### Items from a dataset
[BEGIN]
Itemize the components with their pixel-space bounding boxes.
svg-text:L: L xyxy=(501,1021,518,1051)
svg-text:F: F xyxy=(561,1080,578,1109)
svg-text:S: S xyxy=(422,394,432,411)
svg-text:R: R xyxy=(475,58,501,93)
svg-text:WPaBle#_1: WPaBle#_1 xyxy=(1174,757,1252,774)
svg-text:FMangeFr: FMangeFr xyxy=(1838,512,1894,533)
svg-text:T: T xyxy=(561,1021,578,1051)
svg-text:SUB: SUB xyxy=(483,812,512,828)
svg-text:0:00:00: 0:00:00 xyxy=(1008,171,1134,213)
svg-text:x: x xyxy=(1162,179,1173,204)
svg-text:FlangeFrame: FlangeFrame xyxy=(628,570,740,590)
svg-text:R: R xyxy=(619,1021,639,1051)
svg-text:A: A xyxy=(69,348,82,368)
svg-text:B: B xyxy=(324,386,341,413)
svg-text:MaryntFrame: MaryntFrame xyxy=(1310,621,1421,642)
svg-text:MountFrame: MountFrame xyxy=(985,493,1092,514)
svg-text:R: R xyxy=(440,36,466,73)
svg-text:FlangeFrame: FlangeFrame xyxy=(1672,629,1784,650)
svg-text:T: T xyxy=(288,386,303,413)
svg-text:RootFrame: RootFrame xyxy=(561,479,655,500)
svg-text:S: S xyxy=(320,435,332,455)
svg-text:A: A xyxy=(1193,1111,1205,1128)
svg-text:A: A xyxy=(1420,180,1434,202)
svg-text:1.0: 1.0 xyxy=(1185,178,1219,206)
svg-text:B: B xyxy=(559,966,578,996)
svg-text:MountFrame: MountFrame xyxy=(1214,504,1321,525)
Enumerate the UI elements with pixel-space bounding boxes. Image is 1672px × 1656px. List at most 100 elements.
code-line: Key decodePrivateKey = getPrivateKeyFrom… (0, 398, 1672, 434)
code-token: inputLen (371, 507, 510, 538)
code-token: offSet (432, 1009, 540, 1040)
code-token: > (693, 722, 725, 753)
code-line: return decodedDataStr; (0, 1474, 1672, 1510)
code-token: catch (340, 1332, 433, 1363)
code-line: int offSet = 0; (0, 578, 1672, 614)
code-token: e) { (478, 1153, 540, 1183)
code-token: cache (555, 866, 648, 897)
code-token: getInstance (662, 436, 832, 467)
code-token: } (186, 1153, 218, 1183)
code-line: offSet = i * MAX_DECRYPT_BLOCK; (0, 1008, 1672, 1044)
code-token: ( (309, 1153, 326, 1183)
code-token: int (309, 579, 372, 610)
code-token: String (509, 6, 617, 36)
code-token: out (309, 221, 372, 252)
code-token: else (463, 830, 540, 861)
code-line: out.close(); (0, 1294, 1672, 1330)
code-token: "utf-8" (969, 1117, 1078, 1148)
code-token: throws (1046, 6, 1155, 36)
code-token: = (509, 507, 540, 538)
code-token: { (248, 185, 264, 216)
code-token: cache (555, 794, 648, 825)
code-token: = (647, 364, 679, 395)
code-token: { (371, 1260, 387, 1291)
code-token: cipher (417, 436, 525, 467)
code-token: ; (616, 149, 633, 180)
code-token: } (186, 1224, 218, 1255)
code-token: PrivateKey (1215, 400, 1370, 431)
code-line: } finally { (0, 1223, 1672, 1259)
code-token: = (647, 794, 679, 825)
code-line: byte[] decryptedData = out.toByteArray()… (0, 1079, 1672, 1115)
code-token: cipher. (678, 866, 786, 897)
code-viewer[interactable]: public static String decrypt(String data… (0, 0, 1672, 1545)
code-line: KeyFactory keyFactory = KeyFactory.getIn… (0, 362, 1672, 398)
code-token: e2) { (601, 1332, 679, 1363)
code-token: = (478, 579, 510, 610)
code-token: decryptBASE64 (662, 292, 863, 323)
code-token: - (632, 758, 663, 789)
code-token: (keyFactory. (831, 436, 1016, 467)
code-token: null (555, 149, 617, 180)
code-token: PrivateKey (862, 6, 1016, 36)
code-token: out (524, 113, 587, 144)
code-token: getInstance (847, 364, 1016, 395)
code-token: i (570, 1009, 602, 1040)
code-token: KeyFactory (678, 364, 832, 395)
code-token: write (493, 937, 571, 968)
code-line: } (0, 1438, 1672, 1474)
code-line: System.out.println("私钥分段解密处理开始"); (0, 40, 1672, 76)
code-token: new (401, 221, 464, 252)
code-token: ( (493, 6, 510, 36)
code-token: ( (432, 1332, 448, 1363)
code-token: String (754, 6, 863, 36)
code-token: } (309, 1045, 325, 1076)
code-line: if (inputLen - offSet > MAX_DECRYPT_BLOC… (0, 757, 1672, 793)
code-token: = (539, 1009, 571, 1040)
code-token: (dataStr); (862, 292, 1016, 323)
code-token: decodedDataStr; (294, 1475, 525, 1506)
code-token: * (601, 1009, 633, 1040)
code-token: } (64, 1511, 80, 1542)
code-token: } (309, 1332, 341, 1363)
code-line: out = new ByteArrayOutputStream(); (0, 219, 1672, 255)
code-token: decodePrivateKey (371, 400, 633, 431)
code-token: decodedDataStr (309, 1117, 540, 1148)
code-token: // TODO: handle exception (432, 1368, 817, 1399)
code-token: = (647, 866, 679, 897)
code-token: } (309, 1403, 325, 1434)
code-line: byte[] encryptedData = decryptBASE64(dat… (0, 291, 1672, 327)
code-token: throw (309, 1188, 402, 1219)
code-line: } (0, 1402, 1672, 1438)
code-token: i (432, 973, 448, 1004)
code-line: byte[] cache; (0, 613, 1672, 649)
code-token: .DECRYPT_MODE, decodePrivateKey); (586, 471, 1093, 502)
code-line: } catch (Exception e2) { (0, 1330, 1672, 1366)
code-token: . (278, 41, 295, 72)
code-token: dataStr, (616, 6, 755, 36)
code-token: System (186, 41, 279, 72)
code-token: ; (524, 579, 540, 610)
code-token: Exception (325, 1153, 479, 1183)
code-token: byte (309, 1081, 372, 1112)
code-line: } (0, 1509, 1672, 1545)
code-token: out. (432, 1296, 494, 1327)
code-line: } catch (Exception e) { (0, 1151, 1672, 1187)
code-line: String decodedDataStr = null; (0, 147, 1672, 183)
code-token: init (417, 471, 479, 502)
[END]
### CHALLENGE
Convert these lines into a JSON list of strings, one string per line and no blank lines, covering every line.

### FINISHED ANSWER
[
  "Itemize the components with their pixel-space bounding boxes.",
  "svg-text:L: L xyxy=(501,1021,518,1051)",
  "svg-text:F: F xyxy=(561,1080,578,1109)",
  "svg-text:S: S xyxy=(422,394,432,411)",
  "svg-text:R: R xyxy=(475,58,501,93)",
  "svg-text:WPaBle#_1: WPaBle#_1 xyxy=(1174,757,1252,774)",
  "svg-text:FMangeFr: FMangeFr xyxy=(1838,512,1894,533)",
  "svg-text:T: T xyxy=(561,1021,578,1051)",
  "svg-text:SUB: SUB xyxy=(483,812,512,828)",
  "svg-text:0:00:00: 0:00:00 xyxy=(1008,171,1134,213)",
  "svg-text:x: x xyxy=(1162,179,1173,204)",
  "svg-text:FlangeFrame: FlangeFrame xyxy=(628,570,740,590)",
  "svg-text:R: R xyxy=(619,1021,639,1051)",
  "svg-text:A: A xyxy=(69,348,82,368)",
  "svg-text:B: B xyxy=(324,386,341,413)",
  "svg-text:MaryntFrame: MaryntFrame xyxy=(1310,621,1421,642)",
  "svg-text:MountFrame: MountFrame xyxy=(985,493,1092,514)",
  "svg-text:R: R xyxy=(440,36,466,73)",
  "svg-text:FlangeFrame: FlangeFrame xyxy=(1672,629,1784,650)",
  "svg-text:T: T xyxy=(288,386,303,413)",
  "svg-text:RootFrame: RootFrame xyxy=(561,479,655,500)",
  "svg-text:S: S xyxy=(320,435,332,455)",
  "svg-text:A: A xyxy=(1193,1111,1205,1128)",
  "svg-text:A: A xyxy=(1420,180,1434,202)",
  "svg-text:1.0: 1.0 xyxy=(1185,178,1219,206)",
  "svg-text:B: B xyxy=(559,966,578,996)",
  "svg-text:MountFrame: MountFrame xyxy=(1214,504,1321,525)",
  "Enumerate the UI elements with pixel-space bounding boxes. Image is 1672px × 1656px. List at most 100 elements.",
  "code-line: Key decodePrivateKey = getPrivateKeyFrom… (0, 398, 1672, 434)",
  "code-token: inputLen (371, 507, 510, 538)",
  "code-token: offSet (432, 1009, 540, 1040)",
  "code-token: > (693, 722, 725, 753)",
  "code-line: return decodedDataStr; (0, 1474, 1672, 1510)",
  "code-token: catch (340, 1332, 433, 1363)",
  "code-line: int offSet = 0; (0, 578, 1672, 614)",
  "code-token: e) { (478, 1153, 540, 1183)",
  "code-token: cache (555, 866, 648, 897)",
  "code-token: getInstance (662, 436, 832, 467)",
  "code-token: } (186, 1153, 218, 1183)",
  "code-line: offSet = i * MAX_DECRYPT_BLOCK; (0, 1008, 1672, 1044)",
  "code-token: ( (309, 1153, 326, 1183)",
  "code-token: int (309, 579, 372, 610)",
  "code-token: String (509, 6, 617, 36)",
  "code-token: out (309, 221, 372, 252)",
  "code-token: else (463, 830, 540, 861)",
  "code-line: out.close(); (0, 1294, 1672, 1330)",
  "code-token: \"utf-8\" (969, 1117, 1078, 1148)",
  "code-token: throws (1046, 6, 1155, 36)",
  "code-token: = (509, 507, 540, 538)",
  "code-token: { (248, 185, 264, 216)",
  "code-token: cache (555, 794, 648, 825)",
  "code-token: = (647, 364, 679, 395)",
  "code-token: { (371, 1260, 387, 1291)",
  "code-token: cipher (417, 436, 525, 467)",
  "code-token: ; (616, 149, 633, 180)",
  "code-token: } (186, 1224, 218, 1255)",
  "code-token: PrivateKey (1215, 400, 1370, 431)",
  "code-line: } finally { (0, 1223, 1672, 1259)",
  "code-token: = (647, 794, 679, 825)",
  "code-line: byte[] decryptedData = out.toByteArray()… (0, 1079, 1672, 1115)",
  "code-token: cipher. (678, 866, 786, 897)",
  "code-viewer[interactable]: public static String decrypt(String data… (0, 0, 1672, 1545)",
  "code-line: KeyFactory keyFactory = KeyFactory.getIn… (0, 362, 1672, 398)",
  "code-token: e2) { (601, 1332, 679, 1363)",
  "code-token: = (478, 579, 510, 610)",
  "code-token: decryptBASE64 (662, 292, 863, 323)",
  "code-token: - (632, 758, 663, 789)",
  "code-token: (keyFactory. (831, 436, 1016, 467)",
  "code-token: null (555, 149, 617, 180)",
  "code-token: PrivateKey (862, 6, 1016, 36)",
  "code-token: out (524, 113, 587, 144)",
  "code-token: getInstance (847, 364, 1016, 395)",
  "code-token: i (570, 1009, 602, 1040)",
  "code-token: KeyFactory (678, 364, 832, 395)",
  "code-token: write (493, 937, 571, 968)",
  "code-line: } (0, 1438, 1672, 1474)",
  "code-line: System.out.println(\"私钥分段解密处理开始\"); (0, 40, 1672, 76)",
  "code-token: new (401, 221, 464, 252)",
  "code-token: ( (493, 6, 510, 36)",
  "code-token: ( (432, 1332, 448, 1363)",
  "code-token: String (754, 6, 863, 36)",
  "code-token: } (309, 1045, 325, 1076)",
  "code-line: if (inputLen - offSet > MAX_DECRYPT_BLOC… (0, 757, 1672, 793)",
  "code-token: = (539, 1009, 571, 1040)",
  "code-token: (dataStr); (862, 292, 1016, 323)",
  "code-token: decodedDataStr; (294, 1475, 525, 1506)",
  "code-token: * (601, 1009, 633, 1040)",
  "code-token: } (64, 1511, 80, 1542)",
  "code-token: } (309, 1332, 341, 1363)",
  "code-line: out = new ByteArrayOutputStream(); (0, 219, 1672, 255)",
  "code-token: decodePrivateKey (371, 400, 633, 431)",
  "code-token: decodedDataStr (309, 1117, 540, 1148)",
  "code-token: // TODO: handle exception (432, 1368, 817, 1399)",
  "code-token: = (647, 866, 679, 897)",
  "code-token: } (309, 1403, 325, 1434)",
  "code-line: byte[] encryptedData = decryptBASE64(dat… (0, 291, 1672, 327)",
  "code-token: throw (309, 1188, 402, 1219)",
  "code-line: } (0, 1402, 1672, 1438)",
  "code-token: i (432, 973, 448, 1004)",
  "code-line: byte[] cache; (0, 613, 1672, 649)",
  "code-token: .DECRYPT_MODE, decodePrivateKey); (586, 471, 1093, 502)",
  "code-line: } catch (Exception e2) { (0, 1330, 1672, 1366)",
  "code-token: . (278, 41, 295, 72)",
  "code-token: dataStr, (616, 6, 755, 36)",
  "code-token: System (186, 41, 279, 72)",
  "code-token: ; (524, 579, 540, 610)",
  "code-token: Exception (325, 1153, 479, 1183)",
  "code-token: byte (309, 1081, 372, 1112)",
  "code-line: } (0, 1509, 1672, 1545)",
  "code-token: out. (432, 1296, 494, 1327)",
  "code-line: } catch (Exception e) { (0, 1151, 1672, 1187)",
  "code-line: String decodedDataStr = null; (0, 147, 1672, 183)",
  "code-token: init (417, 471, 479, 502)"
]